PROVIDED MATERIAL:
[Begin]

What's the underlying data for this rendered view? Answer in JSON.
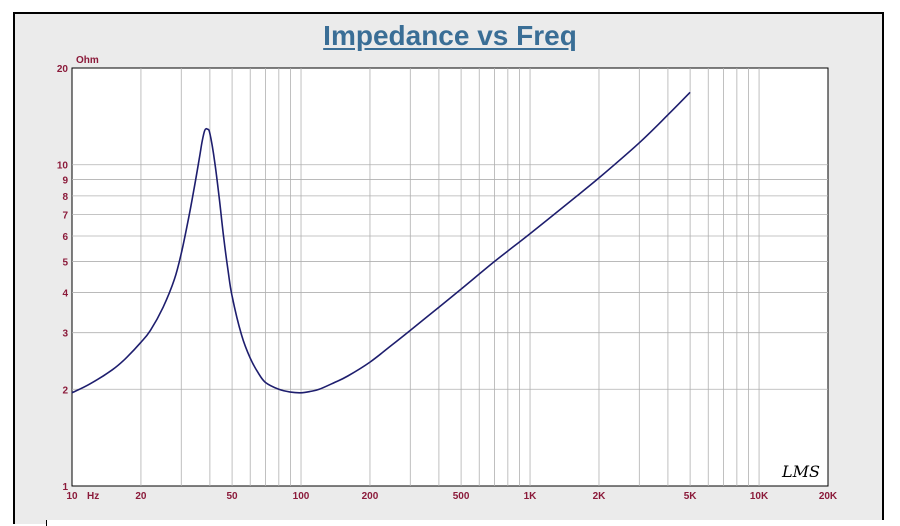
{
  "colors": {
    "title": "#3a6e96",
    "axis_text": "#8b1a3a",
    "curve": "#1e1e6e",
    "grid": "#b0b0b0",
    "background": "#ebebeb",
    "plot_background": "#ffffff"
  },
  "logo_text": "LMS",
  "chart_data": {
    "type": "line",
    "title": "Impedance vs Freq",
    "xlabel": "Hz",
    "ylabel": "Ohm",
    "xscale": "log",
    "yscale": "log",
    "xlim": [
      10,
      20000
    ],
    "ylim": [
      1,
      20
    ],
    "grid": true,
    "x_tick_labels": [
      {
        "value": 10,
        "label": "10"
      },
      {
        "value": 20,
        "label": "20"
      },
      {
        "value": 50,
        "label": "50"
      },
      {
        "value": 100,
        "label": "100"
      },
      {
        "value": 200,
        "label": "200"
      },
      {
        "value": 500,
        "label": "500"
      },
      {
        "value": 1000,
        "label": "1K"
      },
      {
        "value": 2000,
        "label": "2K"
      },
      {
        "value": 5000,
        "label": "5K"
      },
      {
        "value": 10000,
        "label": "10K"
      },
      {
        "value": 20000,
        "label": "20K"
      }
    ],
    "y_tick_labels": [
      {
        "value": 1,
        "label": "1"
      },
      {
        "value": 2,
        "label": "2"
      },
      {
        "value": 3,
        "label": "3"
      },
      {
        "value": 4,
        "label": "4"
      },
      {
        "value": 5,
        "label": "5"
      },
      {
        "value": 6,
        "label": "6"
      },
      {
        "value": 7,
        "label": "7"
      },
      {
        "value": 8,
        "label": "8"
      },
      {
        "value": 9,
        "label": "9"
      },
      {
        "value": 10,
        "label": "10"
      },
      {
        "value": 20,
        "label": "20"
      }
    ],
    "series": [
      {
        "x": [
          10,
          12,
          15,
          17,
          20,
          22,
          25,
          28,
          30,
          32,
          34,
          36,
          37,
          38,
          39,
          40,
          42,
          44,
          46,
          48,
          50,
          55,
          60,
          65,
          70,
          80,
          90,
          100,
          110,
          120,
          140,
          160,
          200,
          250,
          300,
          400,
          500,
          700,
          1000,
          1500,
          2000,
          3000,
          4000,
          5000
        ],
        "y": [
          1.95,
          2.08,
          2.3,
          2.48,
          2.8,
          3.05,
          3.6,
          4.4,
          5.3,
          6.6,
          8.3,
          10.5,
          11.8,
          12.8,
          12.9,
          12.5,
          10.2,
          7.8,
          5.9,
          4.7,
          3.9,
          2.95,
          2.5,
          2.25,
          2.1,
          2.0,
          1.96,
          1.95,
          1.97,
          2.0,
          2.1,
          2.2,
          2.43,
          2.75,
          3.05,
          3.6,
          4.1,
          5.0,
          6.1,
          7.7,
          9.1,
          11.7,
          14.3,
          16.8
        ]
      }
    ]
  }
}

[End]

THE TASK: Each line of the data should be quoted exactly, with pictures left out.

REPLY:
What's the underlying data for this rendered view? Answer in JSON.
{
  "colors": {
    "title": "#3a6e96",
    "axis_text": "#8b1a3a",
    "curve": "#1e1e6e",
    "grid": "#b0b0b0",
    "background": "#ebebeb",
    "plot_background": "#ffffff"
  },
  "logo_text": "LMS",
  "chart_data": {
    "type": "line",
    "title": "Impedance vs Freq",
    "xlabel": "Hz",
    "ylabel": "Ohm",
    "xscale": "log",
    "yscale": "log",
    "xlim": [
      10,
      20000
    ],
    "ylim": [
      1,
      20
    ],
    "grid": true,
    "x_tick_labels": [
      {
        "value": 10,
        "label": "10"
      },
      {
        "value": 20,
        "label": "20"
      },
      {
        "value": 50,
        "label": "50"
      },
      {
        "value": 100,
        "label": "100"
      },
      {
        "value": 200,
        "label": "200"
      },
      {
        "value": 500,
        "label": "500"
      },
      {
        "value": 1000,
        "label": "1K"
      },
      {
        "value": 2000,
        "label": "2K"
      },
      {
        "value": 5000,
        "label": "5K"
      },
      {
        "value": 10000,
        "label": "10K"
      },
      {
        "value": 20000,
        "label": "20K"
      }
    ],
    "y_tick_labels": [
      {
        "value": 1,
        "label": "1"
      },
      {
        "value": 2,
        "label": "2"
      },
      {
        "value": 3,
        "label": "3"
      },
      {
        "value": 4,
        "label": "4"
      },
      {
        "value": 5,
        "label": "5"
      },
      {
        "value": 6,
        "label": "6"
      },
      {
        "value": 7,
        "label": "7"
      },
      {
        "value": 8,
        "label": "8"
      },
      {
        "value": 9,
        "label": "9"
      },
      {
        "value": 10,
        "label": "10"
      },
      {
        "value": 20,
        "label": "20"
      }
    ],
    "series": [
      {
        "x": [
          10,
          12,
          15,
          17,
          20,
          22,
          25,
          28,
          30,
          32,
          34,
          36,
          37,
          38,
          39,
          40,
          42,
          44,
          46,
          48,
          50,
          55,
          60,
          65,
          70,
          80,
          90,
          100,
          110,
          120,
          140,
          160,
          200,
          250,
          300,
          400,
          500,
          700,
          1000,
          1500,
          2000,
          3000,
          4000,
          5000
        ],
        "y": [
          1.95,
          2.08,
          2.3,
          2.48,
          2.8,
          3.05,
          3.6,
          4.4,
          5.3,
          6.6,
          8.3,
          10.5,
          11.8,
          12.8,
          12.9,
          12.5,
          10.2,
          7.8,
          5.9,
          4.7,
          3.9,
          2.95,
          2.5,
          2.25,
          2.1,
          2.0,
          1.96,
          1.95,
          1.97,
          2.0,
          2.1,
          2.2,
          2.43,
          2.75,
          3.05,
          3.6,
          4.1,
          5.0,
          6.1,
          7.7,
          9.1,
          11.7,
          14.3,
          16.8
        ]
      }
    ]
  }
}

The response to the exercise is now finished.